== Dataset rows

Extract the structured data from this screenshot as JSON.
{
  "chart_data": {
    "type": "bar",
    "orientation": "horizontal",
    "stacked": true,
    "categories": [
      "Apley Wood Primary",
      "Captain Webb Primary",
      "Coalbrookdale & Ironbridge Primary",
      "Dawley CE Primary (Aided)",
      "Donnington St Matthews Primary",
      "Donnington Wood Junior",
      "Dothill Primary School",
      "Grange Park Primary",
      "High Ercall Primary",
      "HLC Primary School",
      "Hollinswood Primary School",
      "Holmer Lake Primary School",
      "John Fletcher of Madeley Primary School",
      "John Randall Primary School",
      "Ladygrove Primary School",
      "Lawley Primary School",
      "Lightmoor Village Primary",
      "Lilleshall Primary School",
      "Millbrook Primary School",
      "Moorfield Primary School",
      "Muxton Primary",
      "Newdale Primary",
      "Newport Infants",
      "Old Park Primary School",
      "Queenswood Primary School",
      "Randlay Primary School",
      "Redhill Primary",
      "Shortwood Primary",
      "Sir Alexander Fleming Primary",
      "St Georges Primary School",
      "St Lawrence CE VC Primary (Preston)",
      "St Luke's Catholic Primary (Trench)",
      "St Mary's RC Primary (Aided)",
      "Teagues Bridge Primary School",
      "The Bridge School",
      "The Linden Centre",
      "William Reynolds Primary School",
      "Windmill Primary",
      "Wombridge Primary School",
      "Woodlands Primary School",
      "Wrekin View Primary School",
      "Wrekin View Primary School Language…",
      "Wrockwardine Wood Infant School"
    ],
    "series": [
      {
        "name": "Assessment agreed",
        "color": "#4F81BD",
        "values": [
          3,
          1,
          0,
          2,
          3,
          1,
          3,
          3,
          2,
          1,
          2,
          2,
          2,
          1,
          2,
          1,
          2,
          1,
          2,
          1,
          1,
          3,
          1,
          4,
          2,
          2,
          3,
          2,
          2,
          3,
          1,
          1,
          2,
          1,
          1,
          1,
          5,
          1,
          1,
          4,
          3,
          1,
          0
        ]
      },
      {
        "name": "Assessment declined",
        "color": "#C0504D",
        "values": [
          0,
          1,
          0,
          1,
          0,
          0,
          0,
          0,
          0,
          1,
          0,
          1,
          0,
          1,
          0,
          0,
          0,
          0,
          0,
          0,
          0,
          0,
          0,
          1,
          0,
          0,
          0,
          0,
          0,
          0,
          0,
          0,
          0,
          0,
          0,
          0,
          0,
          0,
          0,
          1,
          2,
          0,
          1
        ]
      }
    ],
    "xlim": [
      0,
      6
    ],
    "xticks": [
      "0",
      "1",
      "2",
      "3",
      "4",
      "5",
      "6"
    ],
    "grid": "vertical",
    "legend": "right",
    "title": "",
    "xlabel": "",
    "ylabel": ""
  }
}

====

Across the records above, count the lines holding "John" and reply with that number alone.

2